Extract the listing in its entirety, keeping each line identical to the original.

─── INFORMATION SUPPLIED

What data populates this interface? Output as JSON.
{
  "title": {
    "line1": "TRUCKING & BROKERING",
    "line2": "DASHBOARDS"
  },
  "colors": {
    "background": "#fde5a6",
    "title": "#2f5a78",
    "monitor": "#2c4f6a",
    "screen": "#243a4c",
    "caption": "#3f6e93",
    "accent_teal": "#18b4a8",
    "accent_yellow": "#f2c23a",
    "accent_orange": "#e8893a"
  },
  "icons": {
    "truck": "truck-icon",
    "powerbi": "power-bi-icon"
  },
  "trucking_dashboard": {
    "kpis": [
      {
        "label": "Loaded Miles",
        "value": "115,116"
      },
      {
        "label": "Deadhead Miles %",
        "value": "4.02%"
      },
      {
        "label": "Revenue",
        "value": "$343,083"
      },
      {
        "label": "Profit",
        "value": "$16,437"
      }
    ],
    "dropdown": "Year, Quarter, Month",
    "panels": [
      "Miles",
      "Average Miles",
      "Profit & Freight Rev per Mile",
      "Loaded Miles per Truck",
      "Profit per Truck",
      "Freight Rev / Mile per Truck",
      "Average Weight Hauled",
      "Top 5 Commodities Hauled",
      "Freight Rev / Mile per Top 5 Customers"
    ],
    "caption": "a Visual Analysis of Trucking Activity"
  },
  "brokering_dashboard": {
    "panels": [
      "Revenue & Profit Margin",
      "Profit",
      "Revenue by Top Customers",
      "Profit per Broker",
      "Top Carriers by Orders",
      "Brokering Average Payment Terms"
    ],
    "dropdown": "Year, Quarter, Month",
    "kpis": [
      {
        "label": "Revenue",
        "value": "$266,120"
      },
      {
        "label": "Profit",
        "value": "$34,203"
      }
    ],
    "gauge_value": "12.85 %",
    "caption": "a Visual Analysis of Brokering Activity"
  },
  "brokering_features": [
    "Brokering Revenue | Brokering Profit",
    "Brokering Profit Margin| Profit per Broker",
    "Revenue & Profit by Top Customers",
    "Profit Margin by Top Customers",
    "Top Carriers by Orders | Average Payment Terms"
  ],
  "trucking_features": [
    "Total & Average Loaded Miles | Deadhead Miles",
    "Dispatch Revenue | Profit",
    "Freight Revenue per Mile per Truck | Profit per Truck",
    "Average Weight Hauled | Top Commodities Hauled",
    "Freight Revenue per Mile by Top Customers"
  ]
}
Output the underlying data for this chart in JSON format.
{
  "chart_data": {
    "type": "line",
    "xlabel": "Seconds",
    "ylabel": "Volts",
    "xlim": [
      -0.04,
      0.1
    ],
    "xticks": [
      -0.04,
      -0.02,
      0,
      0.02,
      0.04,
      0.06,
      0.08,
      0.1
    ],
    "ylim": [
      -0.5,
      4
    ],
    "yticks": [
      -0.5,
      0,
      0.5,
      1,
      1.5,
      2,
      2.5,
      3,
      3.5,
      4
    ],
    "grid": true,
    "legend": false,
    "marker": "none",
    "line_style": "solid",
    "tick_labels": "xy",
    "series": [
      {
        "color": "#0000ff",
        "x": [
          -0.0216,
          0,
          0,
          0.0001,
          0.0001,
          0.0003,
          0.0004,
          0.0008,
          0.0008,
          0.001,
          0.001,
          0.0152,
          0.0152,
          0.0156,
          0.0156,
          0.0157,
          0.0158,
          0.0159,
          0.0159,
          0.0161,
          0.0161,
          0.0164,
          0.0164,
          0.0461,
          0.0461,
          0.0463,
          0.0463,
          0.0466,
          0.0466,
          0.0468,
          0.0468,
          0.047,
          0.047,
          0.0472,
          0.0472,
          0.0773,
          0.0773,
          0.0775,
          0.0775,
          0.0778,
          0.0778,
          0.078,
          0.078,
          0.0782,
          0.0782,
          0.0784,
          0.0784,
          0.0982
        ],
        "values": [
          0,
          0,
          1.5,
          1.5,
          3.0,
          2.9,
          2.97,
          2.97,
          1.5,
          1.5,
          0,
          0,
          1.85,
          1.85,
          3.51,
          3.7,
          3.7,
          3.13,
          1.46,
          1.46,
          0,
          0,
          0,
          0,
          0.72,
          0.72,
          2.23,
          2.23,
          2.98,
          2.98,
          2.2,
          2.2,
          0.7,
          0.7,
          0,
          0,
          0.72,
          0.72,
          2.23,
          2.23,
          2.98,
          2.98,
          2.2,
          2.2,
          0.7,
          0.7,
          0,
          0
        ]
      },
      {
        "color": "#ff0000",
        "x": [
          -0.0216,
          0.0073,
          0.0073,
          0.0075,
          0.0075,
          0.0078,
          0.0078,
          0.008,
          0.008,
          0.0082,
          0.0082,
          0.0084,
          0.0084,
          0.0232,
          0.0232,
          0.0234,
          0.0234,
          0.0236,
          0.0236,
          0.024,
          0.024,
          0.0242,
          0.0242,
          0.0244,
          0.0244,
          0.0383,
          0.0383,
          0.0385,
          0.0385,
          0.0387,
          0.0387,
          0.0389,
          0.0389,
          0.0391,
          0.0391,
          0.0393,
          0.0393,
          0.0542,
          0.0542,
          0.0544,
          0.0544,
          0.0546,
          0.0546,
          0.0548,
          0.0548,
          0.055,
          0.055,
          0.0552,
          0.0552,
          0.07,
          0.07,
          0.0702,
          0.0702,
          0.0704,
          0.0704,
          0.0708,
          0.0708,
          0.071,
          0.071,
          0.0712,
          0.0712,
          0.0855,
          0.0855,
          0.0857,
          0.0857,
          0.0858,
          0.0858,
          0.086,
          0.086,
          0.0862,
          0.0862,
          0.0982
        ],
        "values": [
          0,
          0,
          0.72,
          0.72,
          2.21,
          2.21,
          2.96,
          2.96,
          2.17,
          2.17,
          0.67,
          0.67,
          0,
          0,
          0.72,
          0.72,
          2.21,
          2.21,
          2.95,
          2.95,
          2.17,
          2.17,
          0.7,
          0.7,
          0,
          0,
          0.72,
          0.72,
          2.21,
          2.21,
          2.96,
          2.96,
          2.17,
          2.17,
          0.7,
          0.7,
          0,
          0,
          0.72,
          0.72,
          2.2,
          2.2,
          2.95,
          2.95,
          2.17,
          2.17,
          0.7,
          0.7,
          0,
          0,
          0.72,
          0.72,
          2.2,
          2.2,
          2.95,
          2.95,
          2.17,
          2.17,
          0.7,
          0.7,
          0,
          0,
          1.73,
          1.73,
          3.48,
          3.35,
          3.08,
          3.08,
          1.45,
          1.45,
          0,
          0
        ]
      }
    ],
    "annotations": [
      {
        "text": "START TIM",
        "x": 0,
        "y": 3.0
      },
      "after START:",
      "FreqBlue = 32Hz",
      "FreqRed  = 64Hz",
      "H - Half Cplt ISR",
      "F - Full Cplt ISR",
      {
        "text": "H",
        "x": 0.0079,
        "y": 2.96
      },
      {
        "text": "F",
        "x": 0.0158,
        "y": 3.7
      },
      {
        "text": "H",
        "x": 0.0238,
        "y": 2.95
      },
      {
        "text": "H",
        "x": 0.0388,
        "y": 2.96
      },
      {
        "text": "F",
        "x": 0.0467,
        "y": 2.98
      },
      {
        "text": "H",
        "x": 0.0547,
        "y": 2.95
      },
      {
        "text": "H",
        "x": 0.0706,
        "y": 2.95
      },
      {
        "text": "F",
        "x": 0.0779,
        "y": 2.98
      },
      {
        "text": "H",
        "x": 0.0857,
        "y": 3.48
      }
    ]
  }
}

──────

SOLUTION FOR THIS PROBLEM:
What data populates this interface? Output as JSON.
{
  "title": {
    "line1": "TRUCKING & BROKERING",
    "line2": "DASHBOARDS"
  },
  "colors": {
    "background": "#fde5a6",
    "title": "#2f5a78",
    "monitor": "#2c4f6a",
    "screen": "#243a4c",
    "caption": "#3f6e93",
    "accent_teal": "#18b4a8",
    "accent_yellow": "#f2c23a",
    "accent_orange": "#e8893a"
  },
  "icons": {
    "truck": "truck-icon",
    "powerbi": "power-bi-icon"
  },
  "trucking_dashboard": {
    "kpis": [
      {
        "label": "Loaded Miles",
        "value": "115,116"
      },
      {
        "label": "Deadhead Miles %",
        "value": "4.02%"
      },
      {
        "label": "Revenue",
        "value": "$343,083"
      },
      {
        "label": "Profit",
        "value": "$16,437"
      }
    ],
    "dropdown": "Year, Quarter, Month",
    "panels": [
      "Miles",
      "Average Miles",
      "Profit & Freight Rev per Mile",
      "Loaded Miles per Truck",
      "Profit per Truck",
      "Freight Rev / Mile per Truck",
      "Average Weight Hauled",
      "Top 5 Commodities Hauled",
      "Freight Rev / Mile per Top 5 Customers"
    ],
    "caption": "a Visual Analysis of Trucking Activity"
  },
  "brokering_dashboard": {
    "panels": [
      "Revenue & Profit Margin",
      "Profit",
      "Revenue by Top Customers",
      "Profit per Broker",
      "Top Carriers by Orders",
      "Brokering Average Payment Terms"
    ],
    "dropdown": "Year, Quarter, Month",
    "kpis": [
      {
        "label": "Revenue",
        "value": "$266,120"
      },
      {
        "label": "Profit",
        "value": "$34,203"
      }
    ],
    "gauge_value": "12.85 %",
    "caption": "a Visual Analysis of Brokering Activity"
  },
  "brokering_features": [
    "Brokering Revenue | Brokering Profit",
    "Brokering Profit Margin| Profit per Broker",
    "Revenue & Profit by Top Customers",
    "Profit Margin by Top Customers",
    "Top Carriers by Orders | Average Payment Terms"
  ],
  "trucking_features": [
    "Total & Average Loaded Miles | Deadhead Miles",
    "Dispatch Revenue | Profit",
    "Freight Revenue per Mile per Truck | Profit per Truck",
    "Average Weight Hauled | Top Commodities Hauled",
    "Freight Revenue per Mile by Top Customers"
  ]
}
Output the underlying data for this chart in JSON format.
{
  "chart_data": {
    "type": "line",
    "xlabel": "Seconds",
    "ylabel": "Volts",
    "xlim": [
      -0.04,
      0.1
    ],
    "xticks": [
      -0.04,
      -0.02,
      0,
      0.02,
      0.04,
      0.06,
      0.08,
      0.1
    ],
    "ylim": [
      -0.5,
      4
    ],
    "yticks": [
      -0.5,
      0,
      0.5,
      1,
      1.5,
      2,
      2.5,
      3,
      3.5,
      4
    ],
    "grid": true,
    "legend": false,
    "marker": "none",
    "line_style": "solid",
    "tick_labels": "xy",
    "series": [
      {
        "color": "#0000ff",
        "x": [
          -0.0216,
          0,
          0,
          0.0001,
          0.0001,
          0.0003,
          0.0004,
          0.0008,
          0.0008,
          0.001,
          0.001,
          0.0152,
          0.0152,
          0.0156,
          0.0156,
          0.0157,
          0.0158,
          0.0159,
          0.0159,
          0.0161,
          0.0161,
          0.0164,
          0.0164,
          0.0461,
          0.0461,
          0.0463,
          0.0463,
          0.0466,
          0.0466,
          0.0468,
          0.0468,
          0.047,
          0.047,
          0.0472,
          0.0472,
          0.0773,
          0.0773,
          0.0775,
          0.0775,
          0.0778,
          0.0778,
          0.078,
          0.078,
          0.0782,
          0.0782,
          0.0784,
          0.0784,
          0.0982
        ],
        "values": [
          0,
          0,
          1.5,
          1.5,
          3.0,
          2.9,
          2.97,
          2.97,
          1.5,
          1.5,
          0,
          0,
          1.85,
          1.85,
          3.51,
          3.7,
          3.7,
          3.13,
          1.46,
          1.46,
          0,
          0,
          0,
          0,
          0.72,
          0.72,
          2.23,
          2.23,
          2.98,
          2.98,
          2.2,
          2.2,
          0.7,
          0.7,
          0,
          0,
          0.72,
          0.72,
          2.23,
          2.23,
          2.98,
          2.98,
          2.2,
          2.2,
          0.7,
          0.7,
          0,
          0
        ]
      },
      {
        "color": "#ff0000",
        "x": [
          -0.0216,
          0.0073,
          0.0073,
          0.0075,
          0.0075,
          0.0078,
          0.0078,
          0.008,
          0.008,
          0.0082,
          0.0082,
          0.0084,
          0.0084,
          0.0232,
          0.0232,
          0.0234,
          0.0234,
          0.0236,
          0.0236,
          0.024,
          0.024,
          0.0242,
          0.0242,
          0.0244,
          0.0244,
          0.0383,
          0.0383,
          0.0385,
          0.0385,
          0.0387,
          0.0387,
          0.0389,
          0.0389,
          0.0391,
          0.0391,
          0.0393,
          0.0393,
          0.0542,
          0.0542,
          0.0544,
          0.0544,
          0.0546,
          0.0546,
          0.0548,
          0.0548,
          0.055,
          0.055,
          0.0552,
          0.0552,
          0.07,
          0.07,
          0.0702,
          0.0702,
          0.0704,
          0.0704,
          0.0708,
          0.0708,
          0.071,
          0.071,
          0.0712,
          0.0712,
          0.0855,
          0.0855,
          0.0857,
          0.0857,
          0.0858,
          0.0858,
          0.086,
          0.086,
          0.0862,
          0.0862,
          0.0982
        ],
        "values": [
          0,
          0,
          0.72,
          0.72,
          2.21,
          2.21,
          2.96,
          2.96,
          2.17,
          2.17,
          0.67,
          0.67,
          0,
          0,
          0.72,
          0.72,
          2.21,
          2.21,
          2.95,
          2.95,
          2.17,
          2.17,
          0.7,
          0.7,
          0,
          0,
          0.72,
          0.72,
          2.21,
          2.21,
          2.96,
          2.96,
          2.17,
          2.17,
          0.7,
          0.7,
          0,
          0,
          0.72,
          0.72,
          2.2,
          2.2,
          2.95,
          2.95,
          2.17,
          2.17,
          0.7,
          0.7,
          0,
          0,
          0.72,
          0.72,
          2.2,
          2.2,
          2.95,
          2.95,
          2.17,
          2.17,
          0.7,
          0.7,
          0,
          0,
          1.73,
          1.73,
          3.48,
          3.35,
          3.08,
          3.08,
          1.45,
          1.45,
          0,
          0
        ]
      }
    ],
    "annotations": [
      {
        "text": "START TIM",
        "x": 0,
        "y": 3.0
      },
      "after START:",
      "FreqBlue = 32Hz",
      "FreqRed  = 64Hz",
      "H - Half Cplt ISR",
      "F - Full Cplt ISR",
      {
        "text": "H",
        "x": 0.0079,
        "y": 2.96
      },
      {
        "text": "F",
        "x": 0.0158,
        "y": 3.7
      },
      {
        "text": "H",
        "x": 0.0238,
        "y": 2.95
      },
      {
        "text": "H",
        "x": 0.0388,
        "y": 2.96
      },
      {
        "text": "F",
        "x": 0.0467,
        "y": 2.98
      },
      {
        "text": "H",
        "x": 0.0547,
        "y": 2.95
      },
      {
        "text": "H",
        "x": 0.0706,
        "y": 2.95
      },
      {
        "text": "F",
        "x": 0.0779,
        "y": 2.98
      },
      {
        "text": "H",
        "x": 0.0857,
        "y": 3.48
      }
    ]
  }
}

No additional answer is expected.